Word for word, repeat the entries, minus the pictures.
+ + + +
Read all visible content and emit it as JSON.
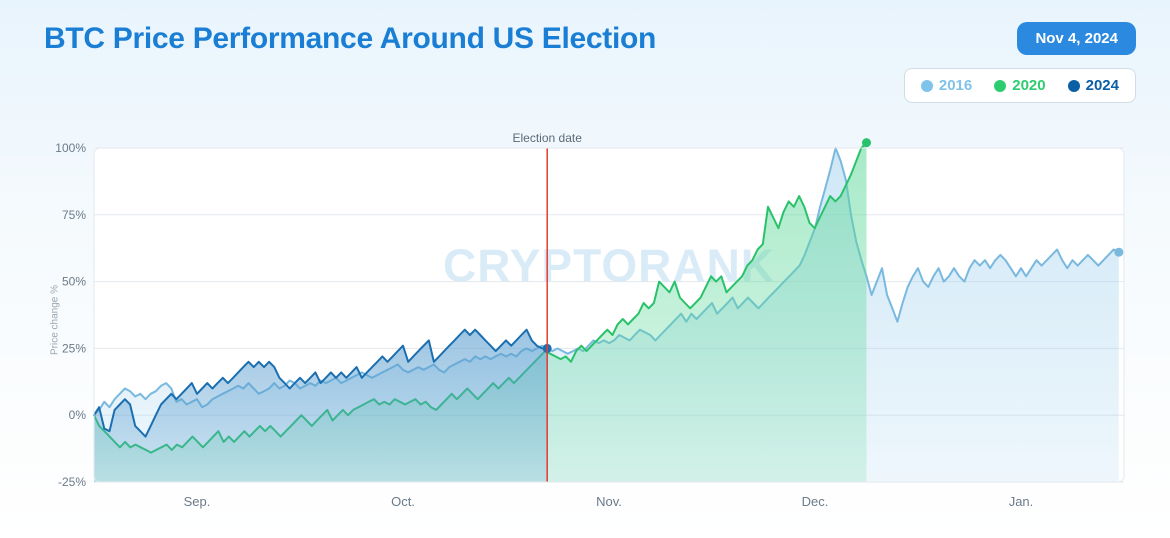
{
  "header": {
    "title": "BTC Price Performance Around US Election",
    "date_badge": "Nov 4, 2024"
  },
  "watermark": "CRYPTORANK",
  "y_axis_label": "Price change %",
  "legend": {
    "items": [
      {
        "label": "2016",
        "color": "#7fc3ea"
      },
      {
        "label": "2020",
        "color": "#2ecc71"
      },
      {
        "label": "2024",
        "color": "#0b5fa5"
      }
    ]
  },
  "chart": {
    "type": "area",
    "background_color": "#ffffff",
    "grid_color": "#e3e8ee",
    "ylim": [
      -25,
      100
    ],
    "ytick_step": 25,
    "y_ticks": [
      -25,
      0,
      25,
      50,
      75,
      100
    ],
    "y_tick_labels": [
      "-25%",
      "0%",
      "25%",
      "50%",
      "75%",
      "100%"
    ],
    "x_ticks": [
      20,
      60,
      100,
      140,
      180
    ],
    "x_tick_labels": [
      "Sep.",
      "Oct.",
      "Nov.",
      "Dec.",
      "Jan."
    ],
    "x_range": [
      0,
      200
    ],
    "election_line": {
      "x": 88,
      "color": "#e63b2e",
      "label": "Election date"
    },
    "series": [
      {
        "name": "2016",
        "color_line": "#79b9df",
        "color_fill": "#a7d4ef",
        "fill_opacity": 0.55,
        "line_width": 2,
        "end_dot": true,
        "values": [
          0,
          2,
          5,
          3,
          6,
          8,
          10,
          9,
          7,
          8,
          6,
          8,
          9,
          11,
          12,
          10,
          5,
          6,
          4,
          5,
          6,
          3,
          4,
          6,
          7,
          8,
          9,
          10,
          11,
          10,
          12,
          10,
          8,
          9,
          10,
          12,
          10,
          11,
          13,
          12,
          10,
          11,
          12,
          11,
          13,
          12,
          13,
          14,
          12,
          13,
          14,
          15,
          16,
          15,
          14,
          15,
          16,
          17,
          18,
          19,
          17,
          16,
          17,
          18,
          17,
          18,
          19,
          17,
          16,
          18,
          19,
          20,
          21,
          20,
          22,
          21,
          22,
          21,
          22,
          23,
          22,
          23,
          22,
          24,
          25,
          24,
          25,
          26,
          25,
          24,
          25,
          24,
          23,
          24,
          25,
          24,
          26,
          28,
          27,
          28,
          27,
          28,
          30,
          29,
          28,
          30,
          32,
          31,
          30,
          28,
          30,
          32,
          34,
          36,
          38,
          35,
          38,
          36,
          38,
          40,
          42,
          38,
          40,
          42,
          44,
          40,
          42,
          44,
          42,
          40,
          42,
          44,
          46,
          48,
          50,
          52,
          54,
          56,
          60,
          65,
          70,
          78,
          85,
          92,
          100,
          95,
          88,
          75,
          65,
          58,
          52,
          45,
          50,
          55,
          45,
          40,
          35,
          42,
          48,
          52,
          55,
          50,
          48,
          52,
          55,
          50,
          52,
          55,
          52,
          50,
          55,
          58,
          56,
          58,
          55,
          58,
          60,
          58,
          55,
          52,
          55,
          52,
          55,
          58,
          56,
          58,
          60,
          62,
          58,
          55,
          58,
          56,
          58,
          60,
          58,
          56,
          58,
          60,
          62,
          61
        ]
      },
      {
        "name": "2020",
        "color_line": "#29c26b",
        "color_fill": "#5fd89a",
        "fill_opacity": 0.55,
        "line_width": 2,
        "end_dot": true,
        "end_x": 150,
        "values": [
          0,
          -4,
          -6,
          -8,
          -10,
          -12,
          -10,
          -12,
          -11,
          -12,
          -13,
          -14,
          -13,
          -12,
          -11,
          -13,
          -11,
          -12,
          -10,
          -8,
          -10,
          -12,
          -10,
          -8,
          -6,
          -10,
          -8,
          -10,
          -8,
          -6,
          -8,
          -6,
          -4,
          -6,
          -4,
          -6,
          -8,
          -6,
          -4,
          -2,
          0,
          -2,
          -4,
          -2,
          0,
          2,
          -2,
          0,
          2,
          0,
          2,
          3,
          4,
          5,
          6,
          4,
          5,
          4,
          6,
          5,
          4,
          5,
          6,
          4,
          5,
          3,
          2,
          4,
          6,
          8,
          6,
          8,
          10,
          8,
          6,
          8,
          10,
          12,
          10,
          12,
          14,
          12,
          14,
          16,
          18,
          20,
          22,
          24,
          23,
          22,
          21,
          22,
          20,
          24,
          26,
          24,
          26,
          28,
          30,
          32,
          30,
          34,
          36,
          34,
          36,
          38,
          42,
          40,
          42,
          50,
          48,
          46,
          50,
          44,
          42,
          40,
          42,
          44,
          48,
          52,
          50,
          52,
          46,
          48,
          50,
          52,
          56,
          58,
          62,
          64,
          78,
          74,
          70,
          76,
          80,
          78,
          82,
          78,
          72,
          70,
          74,
          78,
          82,
          80,
          82,
          86,
          90,
          95,
          100,
          102
        ]
      },
      {
        "name": "2024",
        "color_line": "#1b6fb0",
        "color_fill": "#5a9ecf",
        "fill_opacity": 0.6,
        "line_width": 2,
        "end_dot": true,
        "end_x": 88,
        "values": [
          0,
          3,
          -5,
          -6,
          2,
          4,
          6,
          4,
          -4,
          -6,
          -8,
          -4,
          0,
          4,
          6,
          8,
          6,
          8,
          10,
          12,
          8,
          10,
          12,
          10,
          12,
          14,
          12,
          14,
          16,
          18,
          20,
          18,
          20,
          18,
          20,
          18,
          14,
          12,
          10,
          12,
          14,
          12,
          14,
          16,
          12,
          14,
          16,
          14,
          16,
          14,
          16,
          18,
          14,
          16,
          18,
          20,
          22,
          20,
          22,
          24,
          26,
          20,
          22,
          24,
          26,
          28,
          20,
          22,
          24,
          26,
          28,
          30,
          32,
          30,
          32,
          30,
          28,
          26,
          24,
          26,
          28,
          26,
          28,
          30,
          32,
          28,
          26,
          25,
          25
        ]
      }
    ]
  }
}
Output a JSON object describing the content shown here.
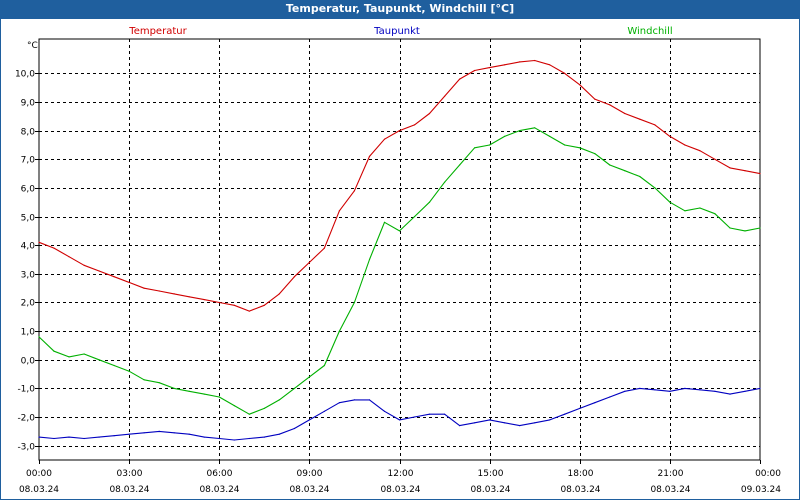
+ + + +
• _EXERCISE OUTPUT_
Read all visible content and emit it as JSON.
{
  "header": {
    "title": "BTC Price Performance Around US Election",
    "date_badge": "Nov 4, 2024"
  },
  "watermark": "CRYPTORANK",
  "y_axis_label": "Price change %",
  "legend": {
    "items": [
      {
        "label": "2016",
        "color": "#7fc3ea"
      },
      {
        "label": "2020",
        "color": "#2ecc71"
      },
      {
        "label": "2024",
        "color": "#0b5fa5"
      }
    ]
  },
  "chart": {
    "type": "area",
    "background_color": "#ffffff",
    "grid_color": "#e3e8ee",
    "ylim": [
      -25,
      100
    ],
    "ytick_step": 25,
    "y_ticks": [
      -25,
      0,
      25,
      50,
      75,
      100
    ],
    "y_tick_labels": [
      "-25%",
      "0%",
      "25%",
      "50%",
      "75%",
      "100%"
    ],
    "x_ticks": [
      20,
      60,
      100,
      140,
      180
    ],
    "x_tick_labels": [
      "Sep.",
      "Oct.",
      "Nov.",
      "Dec.",
      "Jan."
    ],
    "x_range": [
      0,
      200
    ],
    "election_line": {
      "x": 88,
      "color": "#e63b2e",
      "label": "Election date"
    },
    "series": [
      {
        "name": "2016",
        "color_line": "#79b9df",
        "color_fill": "#a7d4ef",
        "fill_opacity": 0.55,
        "line_width": 2,
        "end_dot": true,
        "values": [
          0,
          2,
          5,
          3,
          6,
          8,
          10,
          9,
          7,
          8,
          6,
          8,
          9,
          11,
          12,
          10,
          5,
          6,
          4,
          5,
          6,
          3,
          4,
          6,
          7,
          8,
          9,
          10,
          11,
          10,
          12,
          10,
          8,
          9,
          10,
          12,
          10,
          11,
          13,
          12,
          10,
          11,
          12,
          11,
          13,
          12,
          13,
          14,
          12,
          13,
          14,
          15,
          16,
          15,
          14,
          15,
          16,
          17,
          18,
          19,
          17,
          16,
          17,
          18,
          17,
          18,
          19,
          17,
          16,
          18,
          19,
          20,
          21,
          20,
          22,
          21,
          22,
          21,
          22,
          23,
          22,
          23,
          22,
          24,
          25,
          24,
          25,
          26,
          25,
          24,
          25,
          24,
          23,
          24,
          25,
          24,
          26,
          28,
          27,
          28,
          27,
          28,
          30,
          29,
          28,
          30,
          32,
          31,
          30,
          28,
          30,
          32,
          34,
          36,
          38,
          35,
          38,
          36,
          38,
          40,
          42,
          38,
          40,
          42,
          44,
          40,
          42,
          44,
          42,
          40,
          42,
          44,
          46,
          48,
          50,
          52,
          54,
          56,
          60,
          65,
          70,
          78,
          85,
          92,
          100,
          95,
          88,
          75,
          65,
          58,
          52,
          45,
          50,
          55,
          45,
          40,
          35,
          42,
          48,
          52,
          55,
          50,
          48,
          52,
          55,
          50,
          52,
          55,
          52,
          50,
          55,
          58,
          56,
          58,
          55,
          58,
          60,
          58,
          55,
          52,
          55,
          52,
          55,
          58,
          56,
          58,
          60,
          62,
          58,
          55,
          58,
          56,
          58,
          60,
          58,
          56,
          58,
          60,
          62,
          61
        ]
      },
      {
        "name": "2020",
        "color_line": "#29c26b",
        "color_fill": "#5fd89a",
        "fill_opacity": 0.55,
        "line_width": 2,
        "end_dot": true,
        "end_x": 150,
        "values": [
          0,
          -4,
          -6,
          -8,
          -10,
          -12,
          -10,
          -12,
          -11,
          -12,
          -13,
          -14,
          -13,
          -12,
          -11,
          -13,
          -11,
          -12,
          -10,
          -8,
          -10,
          -12,
          -10,
          -8,
          -6,
          -10,
          -8,
          -10,
          -8,
          -6,
          -8,
          -6,
          -4,
          -6,
          -4,
          -6,
          -8,
          -6,
          -4,
          -2,
          0,
          -2,
          -4,
          -2,
          0,
          2,
          -2,
          0,
          2,
          0,
          2,
          3,
          4,
          5,
          6,
          4,
          5,
          4,
          6,
          5,
          4,
          5,
          6,
          4,
          5,
          3,
          2,
          4,
          6,
          8,
          6,
          8,
          10,
          8,
          6,
          8,
          10,
          12,
          10,
          12,
          14,
          12,
          14,
          16,
          18,
          20,
          22,
          24,
          23,
          22,
          21,
          22,
          20,
          24,
          26,
          24,
          26,
          28,
          30,
          32,
          30,
          34,
          36,
          34,
          36,
          38,
          42,
          40,
          42,
          50,
          48,
          46,
          50,
          44,
          42,
          40,
          42,
          44,
          48,
          52,
          50,
          52,
          46,
          48,
          50,
          52,
          56,
          58,
          62,
          64,
          78,
          74,
          70,
          76,
          80,
          78,
          82,
          78,
          72,
          70,
          74,
          78,
          82,
          80,
          82,
          86,
          90,
          95,
          100,
          102
        ]
      },
      {
        "name": "2024",
        "color_line": "#1b6fb0",
        "color_fill": "#5a9ecf",
        "fill_opacity": 0.6,
        "line_width": 2,
        "end_dot": true,
        "end_x": 88,
        "values": [
          0,
          3,
          -5,
          -6,
          2,
          4,
          6,
          4,
          -4,
          -6,
          -8,
          -4,
          0,
          4,
          6,
          8,
          6,
          8,
          10,
          12,
          8,
          10,
          12,
          10,
          12,
          14,
          12,
          14,
          16,
          18,
          20,
          18,
          20,
          18,
          20,
          18,
          14,
          12,
          10,
          12,
          14,
          12,
          14,
          16,
          12,
          14,
          16,
          14,
          16,
          14,
          16,
          18,
          14,
          16,
          18,
          20,
          22,
          20,
          22,
          24,
          26,
          20,
          22,
          24,
          26,
          28,
          20,
          22,
          24,
          26,
          28,
          30,
          32,
          30,
          32,
          30,
          28,
          26,
          24,
          26,
          28,
          26,
          28,
          30,
          32,
          28,
          26,
          25,
          25
        ]
      }
    ]
  }
}
Output a JSON object describing the content shown here.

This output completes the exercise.